## THE TASK:
Count the lines in the entries below that contain the string "title", matching case exactly. Reply with the number alone.

## RECORDS FOR THIS EXERCISE:
____________
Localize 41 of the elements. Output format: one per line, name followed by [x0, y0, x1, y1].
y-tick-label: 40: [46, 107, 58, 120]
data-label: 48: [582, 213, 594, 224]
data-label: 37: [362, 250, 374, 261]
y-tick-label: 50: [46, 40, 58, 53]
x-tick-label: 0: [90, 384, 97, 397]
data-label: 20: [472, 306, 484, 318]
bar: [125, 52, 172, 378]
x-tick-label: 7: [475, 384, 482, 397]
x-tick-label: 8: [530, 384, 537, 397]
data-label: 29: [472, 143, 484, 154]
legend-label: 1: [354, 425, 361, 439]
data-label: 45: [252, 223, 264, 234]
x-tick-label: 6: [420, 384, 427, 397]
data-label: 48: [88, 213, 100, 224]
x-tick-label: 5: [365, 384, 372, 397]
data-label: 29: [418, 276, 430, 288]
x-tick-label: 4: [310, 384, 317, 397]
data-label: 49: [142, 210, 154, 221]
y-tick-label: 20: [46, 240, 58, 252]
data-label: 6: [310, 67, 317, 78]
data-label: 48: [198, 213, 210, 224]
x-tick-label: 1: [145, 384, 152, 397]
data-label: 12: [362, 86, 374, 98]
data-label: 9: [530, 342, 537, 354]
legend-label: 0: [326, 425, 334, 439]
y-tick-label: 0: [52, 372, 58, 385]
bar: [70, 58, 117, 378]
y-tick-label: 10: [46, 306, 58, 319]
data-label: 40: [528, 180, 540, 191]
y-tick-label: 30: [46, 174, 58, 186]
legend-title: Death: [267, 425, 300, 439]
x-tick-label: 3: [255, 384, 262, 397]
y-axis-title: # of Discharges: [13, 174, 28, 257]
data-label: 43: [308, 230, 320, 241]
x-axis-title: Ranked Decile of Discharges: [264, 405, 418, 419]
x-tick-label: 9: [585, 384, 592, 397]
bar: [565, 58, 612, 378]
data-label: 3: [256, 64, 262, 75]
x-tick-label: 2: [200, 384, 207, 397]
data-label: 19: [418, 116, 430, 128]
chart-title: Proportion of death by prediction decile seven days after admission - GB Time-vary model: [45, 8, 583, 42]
____________
## EXERCISE ANSWER:
4